Tasks and exercises >>
1: From the health care blog posts below, list every feature that ConsumerReportsHealth.org offers, according to the Consumer Reports announcement.
2: Write the next part of the health care blog posts below, starting after their final sentence.

Extracted text >>
================

Tuesday, September 22, 2009
According to the yearly survey by the Kaiser Family Foundation and the Health Research & Educational Trust (HRET), premiums for employer-sponsored health insurance rose to $13,375 annually for family coverage in 2009 - with employees on average paying $3,515 and employers paying $9,860. The survey was published online in Health Affairs on September 15, 2009.
Each year the Kaiser/HRET Survey of Employer Health Benefits takes a snapshot of the state of employee benefits in the United States, based on interviews with public and private employers. Our findings for 2009 show that families continue to face higher premiums, up about 5 percent from last year, and that cost sharing in the form of deductibles and copayments for office visits is greater as well. Average annual premiums in 2009 were $4,824 for single coverage and $13,375 for family coverage. Enrollment in high-deductible health plans held steady.
Workers wages went up 3.1 percent during the same period. Since 1999, premiums have gone up a total of 131 percent, far more rapidly than workers' wages (up 38 percent since 1999) or inflation (up 28 percent since 1999). For the past few years, however, the annual rise in premiums has been more moderate than the double-digit growth experienced earlier this decade. [KVT]
Sunday, September 20, 2009
Consumer Reports Announces “Evidence-Based Ratings for Medical Treatments, Drugs and Natural Medicines”
Consumer Reports announced this week the debut of its web service called ConsumerReportsHealth.org. The web site offers the following:
▪ Natural Medicine Ratings for over 20,000 herbs, vitamins and nutritional supplements;
▪ Treatment Ratings for over 200 common medical and mental health conditions, including allergies, depression, back pain, and high cholesterol, among many others;
▪ Drug Reviews for most prescription and over-the-counter drugs, featuring recommendations for low-cost drugs that are as safe and effective as more expensive drugs;
▪ Diet, nutrition and fitness product reviews and ratings; and,
▪ Patient Ratings of over 3,400 hospitals, to help consumers better compare and choose hospitals.
This new, interactive web site has several potential benefits. The most important is the help that ConsumerReportsHealth.org could offer to consumers in making day-to-day choices on how to spend limited resources to manage their health. The goal of this new web tool is to give consumers of health products and services the same expertise and independence that Consumer Reports has used to rate cars, electronics and appliances for more than 70 years. For those consumers who struggle to make sense out of all of the advertising hype that surrounds health care products, and for those who try to make provider choices with little to no information on the quality of health care services, Consumer Reports may provide an unbiased, fact-based resource.

================

Data >>
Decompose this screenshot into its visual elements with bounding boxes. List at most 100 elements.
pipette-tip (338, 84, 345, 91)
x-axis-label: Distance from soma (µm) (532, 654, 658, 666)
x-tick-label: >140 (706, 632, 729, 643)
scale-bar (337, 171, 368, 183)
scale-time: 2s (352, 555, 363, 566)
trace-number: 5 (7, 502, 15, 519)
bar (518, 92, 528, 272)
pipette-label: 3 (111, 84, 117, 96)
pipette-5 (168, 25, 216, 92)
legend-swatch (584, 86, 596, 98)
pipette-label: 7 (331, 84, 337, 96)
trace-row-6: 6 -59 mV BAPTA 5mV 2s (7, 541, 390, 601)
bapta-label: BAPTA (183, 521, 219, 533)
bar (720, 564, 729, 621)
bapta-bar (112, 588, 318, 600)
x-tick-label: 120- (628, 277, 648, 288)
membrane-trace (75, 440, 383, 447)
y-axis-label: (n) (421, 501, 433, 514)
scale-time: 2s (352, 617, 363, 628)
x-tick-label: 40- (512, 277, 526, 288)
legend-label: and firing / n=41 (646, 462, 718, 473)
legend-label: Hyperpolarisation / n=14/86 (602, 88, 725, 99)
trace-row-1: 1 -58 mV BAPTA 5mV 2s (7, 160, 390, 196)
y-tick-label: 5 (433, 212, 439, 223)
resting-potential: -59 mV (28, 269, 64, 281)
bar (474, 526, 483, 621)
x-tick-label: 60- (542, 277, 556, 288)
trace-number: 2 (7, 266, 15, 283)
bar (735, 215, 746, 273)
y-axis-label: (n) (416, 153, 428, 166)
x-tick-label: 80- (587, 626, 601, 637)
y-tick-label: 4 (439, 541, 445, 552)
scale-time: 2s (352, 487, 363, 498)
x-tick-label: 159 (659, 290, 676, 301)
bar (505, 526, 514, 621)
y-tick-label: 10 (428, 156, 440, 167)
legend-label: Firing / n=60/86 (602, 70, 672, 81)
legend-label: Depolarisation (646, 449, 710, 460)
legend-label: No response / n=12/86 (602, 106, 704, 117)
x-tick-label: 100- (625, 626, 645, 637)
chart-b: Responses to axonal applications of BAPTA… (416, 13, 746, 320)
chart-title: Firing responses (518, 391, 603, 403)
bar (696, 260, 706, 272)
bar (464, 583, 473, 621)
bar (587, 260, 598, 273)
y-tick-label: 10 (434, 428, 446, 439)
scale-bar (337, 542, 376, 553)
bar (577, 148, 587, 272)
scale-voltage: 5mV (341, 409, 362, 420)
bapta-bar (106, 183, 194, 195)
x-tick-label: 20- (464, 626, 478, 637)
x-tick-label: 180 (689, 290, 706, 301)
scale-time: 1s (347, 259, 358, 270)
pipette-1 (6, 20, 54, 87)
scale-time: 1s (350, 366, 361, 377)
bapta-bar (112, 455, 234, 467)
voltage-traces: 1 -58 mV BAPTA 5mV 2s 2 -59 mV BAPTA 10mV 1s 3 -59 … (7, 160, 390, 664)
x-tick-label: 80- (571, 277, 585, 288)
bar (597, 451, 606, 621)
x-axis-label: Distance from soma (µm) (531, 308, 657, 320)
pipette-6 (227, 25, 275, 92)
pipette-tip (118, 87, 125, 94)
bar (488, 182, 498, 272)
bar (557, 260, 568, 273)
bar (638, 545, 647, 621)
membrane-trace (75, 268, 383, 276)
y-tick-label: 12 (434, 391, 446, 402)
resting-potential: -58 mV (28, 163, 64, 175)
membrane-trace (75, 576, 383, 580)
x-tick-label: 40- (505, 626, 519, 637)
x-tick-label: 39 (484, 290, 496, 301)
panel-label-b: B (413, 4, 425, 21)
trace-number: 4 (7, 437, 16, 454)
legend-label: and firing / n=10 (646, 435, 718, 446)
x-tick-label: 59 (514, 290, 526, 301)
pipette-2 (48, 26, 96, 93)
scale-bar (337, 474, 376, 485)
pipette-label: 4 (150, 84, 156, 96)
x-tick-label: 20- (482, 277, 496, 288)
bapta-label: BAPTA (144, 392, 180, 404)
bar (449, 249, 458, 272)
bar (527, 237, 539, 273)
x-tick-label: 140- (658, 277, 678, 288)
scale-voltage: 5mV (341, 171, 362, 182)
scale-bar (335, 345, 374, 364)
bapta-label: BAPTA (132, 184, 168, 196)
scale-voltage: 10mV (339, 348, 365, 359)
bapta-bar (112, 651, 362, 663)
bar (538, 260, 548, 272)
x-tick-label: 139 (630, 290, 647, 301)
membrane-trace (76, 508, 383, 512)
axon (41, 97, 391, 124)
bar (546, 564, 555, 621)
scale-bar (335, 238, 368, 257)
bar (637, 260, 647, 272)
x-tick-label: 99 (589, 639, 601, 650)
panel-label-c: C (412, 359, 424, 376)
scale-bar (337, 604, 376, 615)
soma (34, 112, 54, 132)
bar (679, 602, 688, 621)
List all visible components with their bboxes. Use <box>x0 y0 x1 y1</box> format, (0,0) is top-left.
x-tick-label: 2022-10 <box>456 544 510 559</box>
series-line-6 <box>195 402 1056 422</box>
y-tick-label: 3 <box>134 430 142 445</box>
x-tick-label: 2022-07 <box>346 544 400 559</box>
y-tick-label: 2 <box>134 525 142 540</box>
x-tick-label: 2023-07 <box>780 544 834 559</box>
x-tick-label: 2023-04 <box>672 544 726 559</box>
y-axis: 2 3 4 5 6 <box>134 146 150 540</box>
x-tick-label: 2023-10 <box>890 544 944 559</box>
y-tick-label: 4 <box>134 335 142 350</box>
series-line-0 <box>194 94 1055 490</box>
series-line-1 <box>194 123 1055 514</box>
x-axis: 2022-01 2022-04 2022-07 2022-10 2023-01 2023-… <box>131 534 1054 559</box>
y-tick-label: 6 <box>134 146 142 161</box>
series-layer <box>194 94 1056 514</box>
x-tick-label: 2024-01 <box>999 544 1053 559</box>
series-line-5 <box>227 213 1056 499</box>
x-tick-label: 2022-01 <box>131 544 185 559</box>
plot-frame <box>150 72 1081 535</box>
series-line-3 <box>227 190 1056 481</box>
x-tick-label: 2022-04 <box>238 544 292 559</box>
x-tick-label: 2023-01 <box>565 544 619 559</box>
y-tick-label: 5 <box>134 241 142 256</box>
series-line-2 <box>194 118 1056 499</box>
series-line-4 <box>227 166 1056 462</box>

================

Answers to the exercises >>
1:
Natural Medicine Ratings for over 20,000 herbs, vitamins and nutritional supplements
Treatment Ratings for over 200 common medical and mental health conditions
Drug Reviews for most prescription and over-the-counter drugs
Diet, nutrition and fitness product reviews and ratings
Patient Ratings of over 3,400 hospitals

2:
This service is also important to overall quality of care. With Consumer Reports finally entering the health care scene, the evidence-based treatment movement is likely to gain even more momentum toward replacing eminence-based treatment.
The third detail that jumps out from this announcement comes from both the headline that refers to dietary supplements as “Natural Medicines” and from the following description:
This new, interactive Web site empowers you to make better healthcare decisions on a daily basis! For example, ever wonder about the effectiveness and safety of the natural remedies you take to lose weight or soothe your cold? The Natural Medicine Ratings on ConsumerReportsHealth.org provide comprehensive, accurate information for over 20,000 herbs, vitamins and nutritional supplements, to prevent and treat a variety of conditions. [emphasis added].
Consumer Reports does its job and 'says it like it is' by calling those “dietary supplements” that are being marketed as treatments for abnormal health conditions “medicines.” This acknowledgment highlights a growing problem. There are currently far too many “dietary supplements” that are being marketed to the unhealthy and vulnerable by making health treatment, recovery or remedy claims without demonstrating through the FDA premarket approval that these products are both safe and effective.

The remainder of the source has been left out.